[What to work on]:
Read through the data below and state how many of its lines contain the word "Prost", adding nothing.

Input data START

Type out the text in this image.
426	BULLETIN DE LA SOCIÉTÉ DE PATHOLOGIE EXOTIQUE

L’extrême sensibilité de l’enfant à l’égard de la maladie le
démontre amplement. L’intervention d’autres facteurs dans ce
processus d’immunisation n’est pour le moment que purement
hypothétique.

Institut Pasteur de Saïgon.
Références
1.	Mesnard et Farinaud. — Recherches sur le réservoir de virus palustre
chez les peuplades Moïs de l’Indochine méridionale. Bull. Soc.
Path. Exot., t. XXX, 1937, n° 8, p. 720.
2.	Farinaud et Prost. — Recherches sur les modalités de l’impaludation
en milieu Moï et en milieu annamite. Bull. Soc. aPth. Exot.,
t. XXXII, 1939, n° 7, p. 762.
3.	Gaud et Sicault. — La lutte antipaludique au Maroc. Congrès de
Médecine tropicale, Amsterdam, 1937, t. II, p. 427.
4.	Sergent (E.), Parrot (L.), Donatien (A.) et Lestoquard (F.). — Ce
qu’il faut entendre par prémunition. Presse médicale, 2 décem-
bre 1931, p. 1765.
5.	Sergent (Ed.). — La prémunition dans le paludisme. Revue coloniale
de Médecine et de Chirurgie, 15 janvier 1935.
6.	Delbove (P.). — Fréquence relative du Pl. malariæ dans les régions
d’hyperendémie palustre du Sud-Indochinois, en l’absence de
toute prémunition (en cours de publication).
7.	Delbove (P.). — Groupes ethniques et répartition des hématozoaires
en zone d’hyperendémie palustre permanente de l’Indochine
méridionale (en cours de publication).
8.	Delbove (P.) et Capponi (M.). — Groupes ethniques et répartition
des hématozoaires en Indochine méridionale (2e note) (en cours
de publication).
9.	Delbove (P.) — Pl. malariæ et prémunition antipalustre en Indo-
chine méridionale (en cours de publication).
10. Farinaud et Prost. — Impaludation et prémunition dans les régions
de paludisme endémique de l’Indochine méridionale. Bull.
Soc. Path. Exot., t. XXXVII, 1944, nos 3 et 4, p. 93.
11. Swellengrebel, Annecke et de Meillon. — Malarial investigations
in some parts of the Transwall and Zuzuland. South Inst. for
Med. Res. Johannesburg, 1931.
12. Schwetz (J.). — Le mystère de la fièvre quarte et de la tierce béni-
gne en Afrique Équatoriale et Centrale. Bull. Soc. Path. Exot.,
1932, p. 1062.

Input data END
Input data START

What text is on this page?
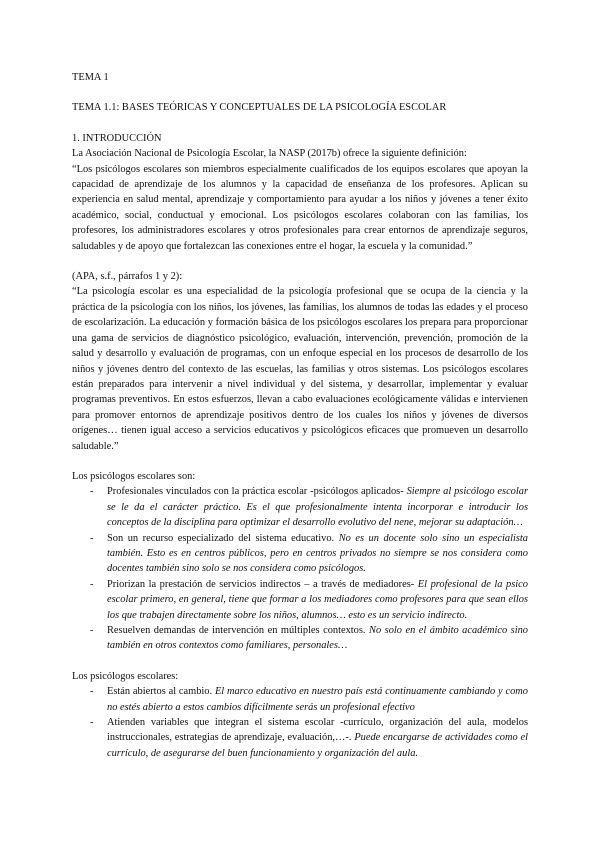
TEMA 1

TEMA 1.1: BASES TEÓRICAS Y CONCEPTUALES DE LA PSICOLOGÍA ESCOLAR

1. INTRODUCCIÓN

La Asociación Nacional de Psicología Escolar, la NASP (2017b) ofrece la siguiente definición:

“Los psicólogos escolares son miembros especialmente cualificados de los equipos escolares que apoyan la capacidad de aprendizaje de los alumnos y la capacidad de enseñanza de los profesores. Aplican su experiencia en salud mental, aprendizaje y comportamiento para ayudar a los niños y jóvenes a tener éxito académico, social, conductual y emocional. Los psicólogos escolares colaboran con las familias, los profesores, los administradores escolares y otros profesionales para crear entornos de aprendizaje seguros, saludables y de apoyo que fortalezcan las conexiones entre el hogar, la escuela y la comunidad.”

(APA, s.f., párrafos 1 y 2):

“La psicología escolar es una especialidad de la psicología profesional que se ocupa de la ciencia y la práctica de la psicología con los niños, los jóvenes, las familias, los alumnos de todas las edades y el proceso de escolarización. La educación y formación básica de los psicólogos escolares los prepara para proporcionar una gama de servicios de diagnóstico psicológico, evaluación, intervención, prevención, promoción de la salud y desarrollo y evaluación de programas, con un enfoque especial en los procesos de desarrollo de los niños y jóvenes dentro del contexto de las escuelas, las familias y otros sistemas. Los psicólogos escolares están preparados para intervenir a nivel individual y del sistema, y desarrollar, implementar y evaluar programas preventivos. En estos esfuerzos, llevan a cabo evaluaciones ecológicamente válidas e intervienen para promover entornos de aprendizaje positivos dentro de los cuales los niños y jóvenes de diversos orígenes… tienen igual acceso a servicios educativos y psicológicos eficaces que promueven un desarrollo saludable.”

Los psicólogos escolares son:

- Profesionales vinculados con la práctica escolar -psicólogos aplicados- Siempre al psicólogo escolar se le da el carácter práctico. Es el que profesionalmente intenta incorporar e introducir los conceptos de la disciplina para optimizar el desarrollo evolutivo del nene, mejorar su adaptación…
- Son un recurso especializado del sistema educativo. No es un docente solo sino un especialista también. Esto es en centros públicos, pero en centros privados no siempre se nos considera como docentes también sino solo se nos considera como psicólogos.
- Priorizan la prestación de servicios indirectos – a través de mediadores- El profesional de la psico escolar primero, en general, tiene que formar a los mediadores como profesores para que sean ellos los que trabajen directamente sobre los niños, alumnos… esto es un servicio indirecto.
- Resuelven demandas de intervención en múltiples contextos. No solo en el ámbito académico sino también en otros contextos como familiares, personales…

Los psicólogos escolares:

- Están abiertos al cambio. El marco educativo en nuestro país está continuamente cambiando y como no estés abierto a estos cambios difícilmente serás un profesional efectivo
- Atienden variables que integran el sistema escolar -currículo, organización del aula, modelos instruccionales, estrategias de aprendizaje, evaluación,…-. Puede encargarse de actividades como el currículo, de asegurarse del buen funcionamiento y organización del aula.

Input data END

[Exercise answer]:
2